■ **What you will do**
Tally up how many lines in the listing below contain the string "name", and give only the total.

Data tied to figure images:

============================================================

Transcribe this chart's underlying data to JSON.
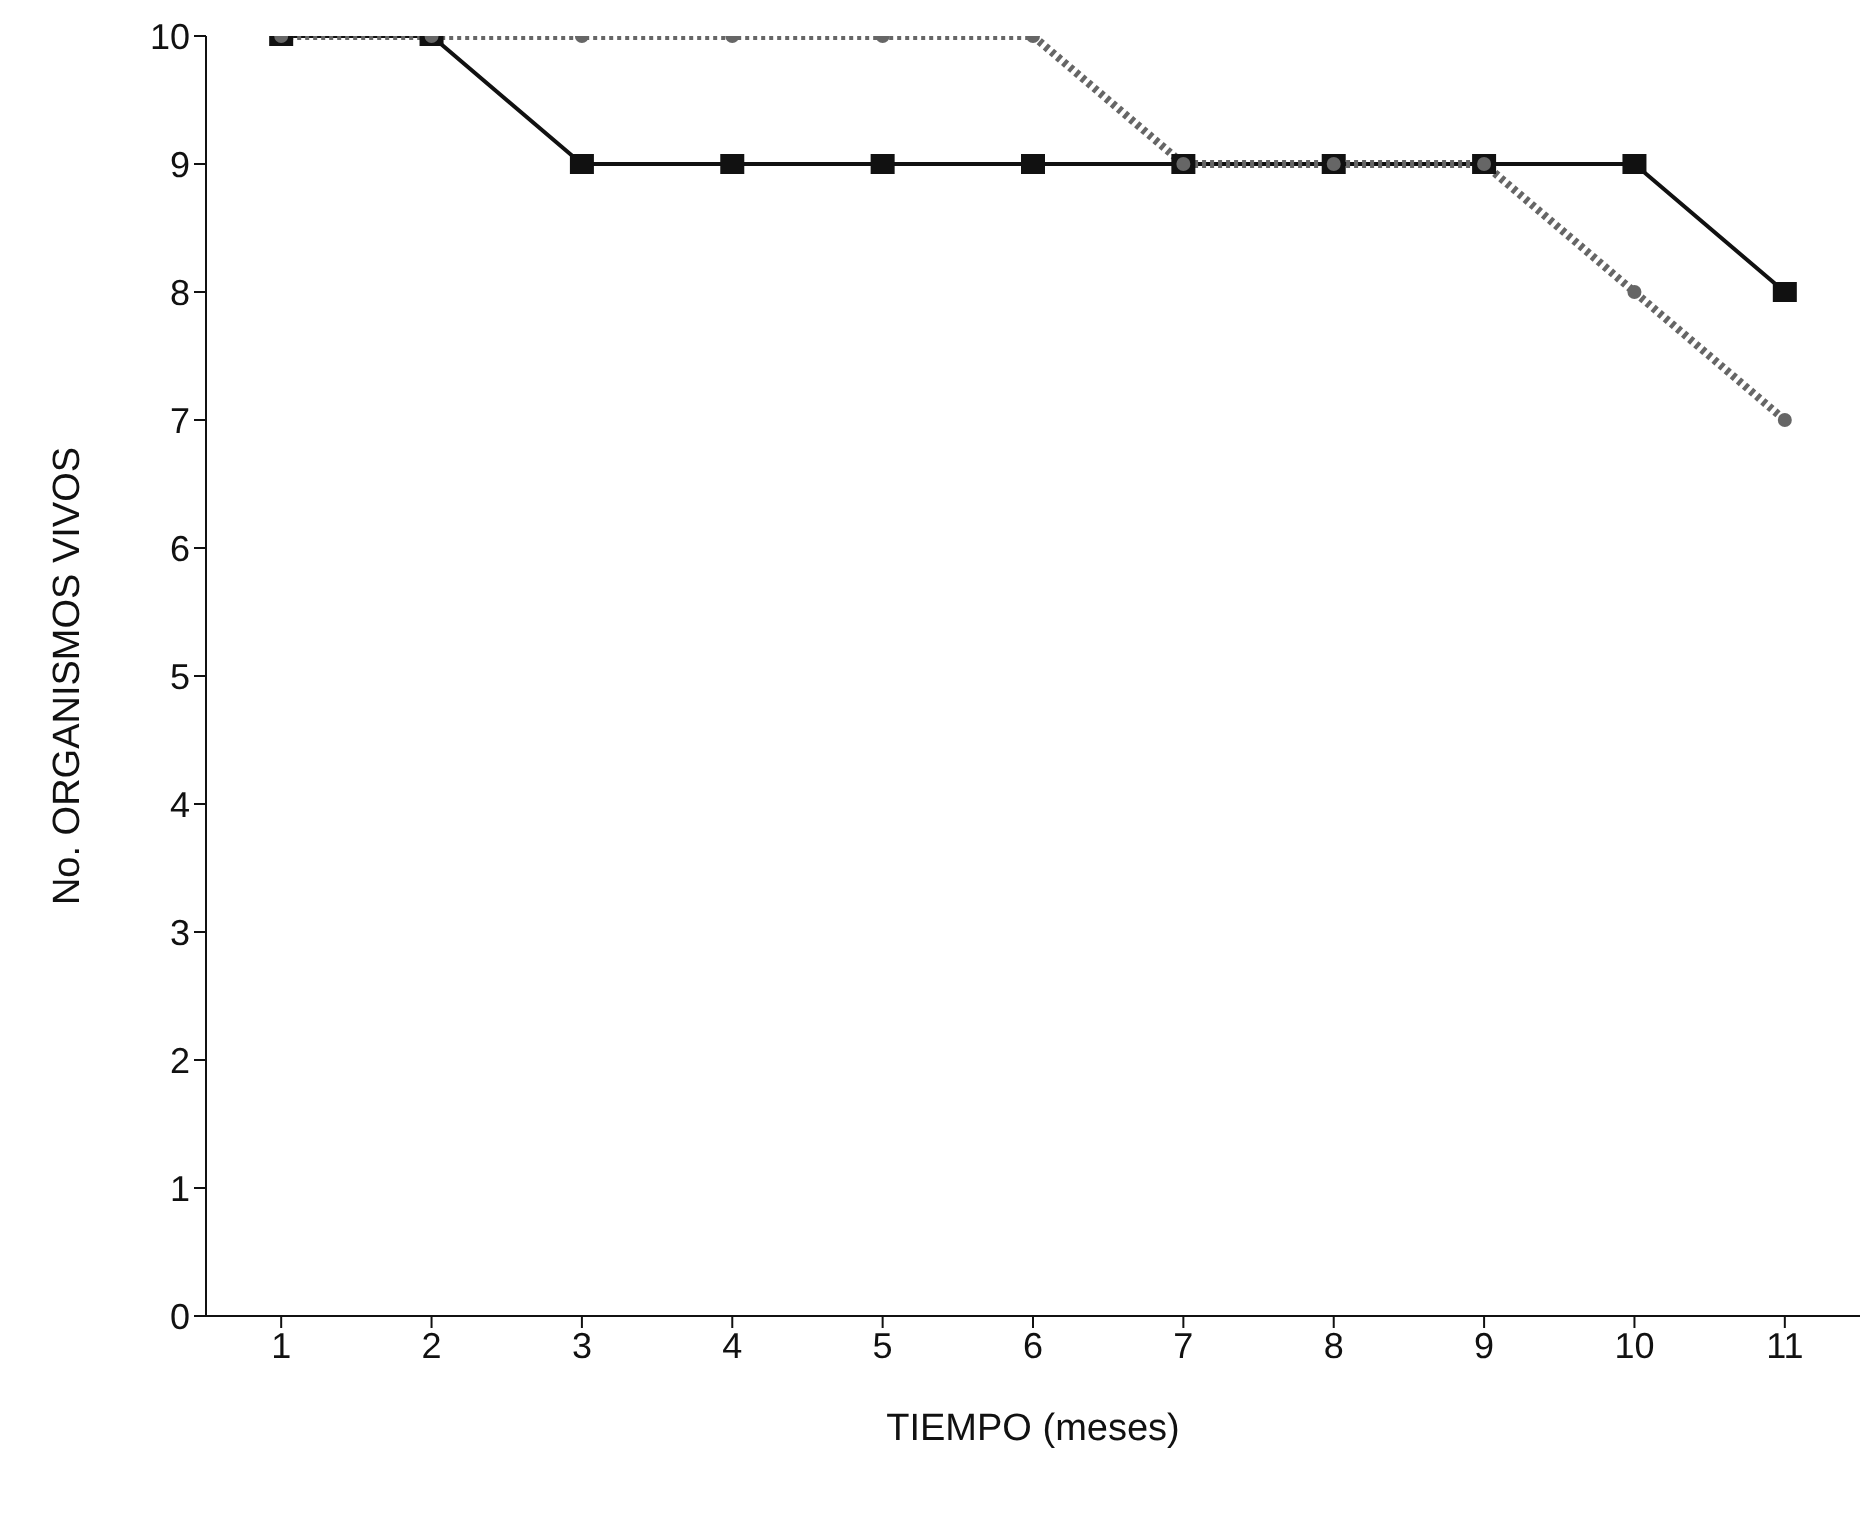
{
  "chart_data": {
    "type": "line",
    "xlabel": "TIEMPO (meses)",
    "ylabel": "No. ORGANISMOS VIVOS",
    "x": [
      1,
      2,
      3,
      4,
      5,
      6,
      7,
      8,
      9,
      10,
      11
    ],
    "series": [
      {
        "color": "#111111",
        "values": [
          10,
          10,
          9,
          9,
          9,
          9,
          9,
          9,
          9,
          9,
          8
        ],
        "marker": "square",
        "line_style": "solid"
      },
      {
        "color": "#666666",
        "values": [
          10,
          10,
          10,
          10,
          10,
          10,
          9,
          9,
          9,
          8,
          7
        ],
        "marker": "circle",
        "line_style": "dotted"
      }
    ],
    "xlim": [
      0.5,
      11.5
    ],
    "xticks": [
      1,
      2,
      3,
      4,
      5,
      6,
      7,
      8,
      9,
      10,
      11
    ],
    "ylim": [
      0,
      10
    ],
    "yticks": [
      0,
      1,
      2,
      3,
      4,
      5,
      6,
      7,
      8,
      9,
      10
    ],
    "grid": false,
    "legend": false
  }
}
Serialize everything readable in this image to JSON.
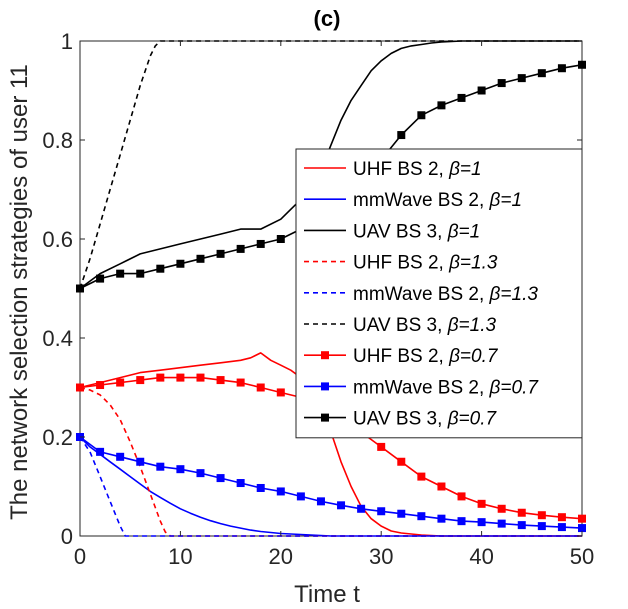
{
  "chart_data": {
    "type": "line",
    "title": "(c)",
    "xlabel": "Time t",
    "ylabel": "The network selection strategies of user 11",
    "xlim": [
      0,
      50
    ],
    "ylim": [
      0,
      1
    ],
    "xticks": [
      "0",
      "10",
      "20",
      "30",
      "40",
      "50"
    ],
    "yticks": [
      "0",
      "0.2",
      "0.4",
      "0.6",
      "0.8",
      "1"
    ],
    "legend_position": "right-center",
    "series": [
      {
        "name": "UHF BS 2, β=1",
        "label": "UHF BS 2,",
        "beta": "β=1",
        "color": "#ff0000",
        "dash": "solid",
        "marker": "none",
        "x": [
          0,
          2,
          4,
          6,
          8,
          10,
          12,
          14,
          16,
          17,
          18,
          19,
          20,
          21,
          22,
          23,
          24,
          25,
          26,
          27,
          28,
          29,
          30,
          31,
          32,
          33,
          34,
          35,
          36,
          38,
          40,
          45,
          50
        ],
        "y": [
          0.3,
          0.31,
          0.32,
          0.33,
          0.335,
          0.34,
          0.345,
          0.35,
          0.355,
          0.36,
          0.37,
          0.355,
          0.345,
          0.335,
          0.32,
          0.3,
          0.26,
          0.21,
          0.15,
          0.1,
          0.06,
          0.035,
          0.02,
          0.01,
          0.006,
          0.004,
          0.002,
          0.001,
          0.0,
          0.0,
          0.0,
          0.0,
          0.0
        ]
      },
      {
        "name": "mmWave BS 2, β=1",
        "label": "mmWave BS 2,",
        "beta": "β=1",
        "color": "#0000ff",
        "dash": "solid",
        "marker": "none",
        "x": [
          0,
          1,
          2,
          3,
          4,
          5,
          6,
          7,
          8,
          9,
          10,
          11,
          12,
          13,
          14,
          15,
          16,
          17,
          18,
          19,
          20,
          21,
          22,
          23,
          24,
          25,
          30,
          40,
          50
        ],
        "y": [
          0.2,
          0.18,
          0.165,
          0.15,
          0.135,
          0.12,
          0.105,
          0.09,
          0.078,
          0.066,
          0.055,
          0.046,
          0.038,
          0.031,
          0.025,
          0.02,
          0.016,
          0.012,
          0.009,
          0.007,
          0.005,
          0.004,
          0.003,
          0.002,
          0.001,
          0.0,
          0.0,
          0.0,
          0.0
        ]
      },
      {
        "name": "UAV BS 3, β=1",
        "label": "UAV BS 3,",
        "beta": "β=1",
        "color": "#000000",
        "dash": "solid",
        "marker": "none",
        "x": [
          0,
          2,
          4,
          6,
          8,
          10,
          12,
          14,
          16,
          18,
          20,
          21,
          22,
          23,
          24,
          25,
          26,
          27,
          28,
          29,
          30,
          31,
          32,
          33,
          34,
          35,
          36,
          37,
          38,
          40,
          42,
          44,
          46,
          48,
          50
        ],
        "y": [
          0.5,
          0.53,
          0.55,
          0.57,
          0.58,
          0.59,
          0.6,
          0.61,
          0.62,
          0.62,
          0.64,
          0.66,
          0.68,
          0.7,
          0.74,
          0.79,
          0.84,
          0.88,
          0.91,
          0.94,
          0.96,
          0.975,
          0.985,
          0.99,
          0.993,
          0.996,
          0.998,
          0.999,
          1.0,
          1.0,
          1.0,
          1.0,
          1.0,
          1.0,
          1.0
        ]
      },
      {
        "name": "UHF BS 2, β=1.3",
        "label": "UHF BS 2,",
        "beta": "β=1.3",
        "color": "#ff0000",
        "dash": "dashed",
        "marker": "none",
        "x": [
          0,
          1,
          2,
          3,
          4,
          5,
          6,
          7,
          8,
          8.5,
          9,
          50
        ],
        "y": [
          0.3,
          0.295,
          0.285,
          0.265,
          0.235,
          0.19,
          0.14,
          0.085,
          0.03,
          0.008,
          0.0,
          0.0
        ]
      },
      {
        "name": "mmWave BS 2, β=1.3",
        "label": "mmWave BS 2,",
        "beta": "β=1.3",
        "color": "#0000ff",
        "dash": "dashed",
        "marker": "none",
        "x": [
          0,
          1,
          2,
          3,
          4,
          4.5,
          50
        ],
        "y": [
          0.2,
          0.17,
          0.12,
          0.07,
          0.02,
          0.0,
          0.0
        ]
      },
      {
        "name": "UAV BS 3, β=1.3",
        "label": "UAV BS 3,",
        "beta": "β=1.3",
        "color": "#000000",
        "dash": "dashed",
        "marker": "none",
        "x": [
          0,
          1,
          2,
          3,
          4,
          5,
          6,
          7,
          7.5,
          8,
          50
        ],
        "y": [
          0.5,
          0.56,
          0.63,
          0.7,
          0.77,
          0.84,
          0.91,
          0.97,
          0.99,
          1.0,
          1.0
        ]
      },
      {
        "name": "UHF BS 2, β=0.7",
        "label": "UHF BS 2,",
        "beta": "β=0.7",
        "color": "#ff0000",
        "dash": "solid",
        "marker": "square",
        "x": [
          0,
          2,
          4,
          6,
          8,
          10,
          12,
          14,
          16,
          18,
          20,
          22,
          24,
          26,
          28,
          30,
          32,
          34,
          36,
          38,
          40,
          42,
          44,
          46,
          48,
          50
        ],
        "y": [
          0.3,
          0.305,
          0.31,
          0.315,
          0.32,
          0.32,
          0.32,
          0.315,
          0.31,
          0.3,
          0.29,
          0.28,
          0.26,
          0.235,
          0.21,
          0.18,
          0.15,
          0.12,
          0.1,
          0.08,
          0.065,
          0.055,
          0.047,
          0.042,
          0.038,
          0.035
        ]
      },
      {
        "name": "mmWave BS 2, β=0.7",
        "label": "mmWave BS 2,",
        "beta": "β=0.7",
        "color": "#0000ff",
        "dash": "solid",
        "marker": "square",
        "x": [
          0,
          2,
          4,
          6,
          8,
          10,
          12,
          14,
          16,
          18,
          20,
          22,
          24,
          26,
          28,
          30,
          32,
          34,
          36,
          38,
          40,
          42,
          44,
          46,
          48,
          50
        ],
        "y": [
          0.2,
          0.17,
          0.16,
          0.15,
          0.14,
          0.135,
          0.127,
          0.117,
          0.107,
          0.097,
          0.09,
          0.08,
          0.07,
          0.062,
          0.055,
          0.05,
          0.045,
          0.04,
          0.035,
          0.03,
          0.028,
          0.025,
          0.022,
          0.02,
          0.018,
          0.016
        ]
      },
      {
        "name": "UAV BS 3, β=0.7",
        "label": "UAV BS 3,",
        "beta": "β=0.7",
        "color": "#000000",
        "dash": "solid",
        "marker": "square",
        "x": [
          0,
          2,
          4,
          6,
          8,
          10,
          12,
          14,
          16,
          18,
          20,
          22,
          24,
          26,
          28,
          30,
          32,
          34,
          36,
          38,
          40,
          42,
          44,
          46,
          48,
          50
        ],
        "y": [
          0.5,
          0.52,
          0.53,
          0.53,
          0.54,
          0.55,
          0.56,
          0.57,
          0.58,
          0.59,
          0.6,
          0.62,
          0.64,
          0.67,
          0.7,
          0.76,
          0.81,
          0.85,
          0.87,
          0.885,
          0.9,
          0.915,
          0.925,
          0.935,
          0.945,
          0.952
        ]
      }
    ]
  }
}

============================================================

■ **Response to this task**
9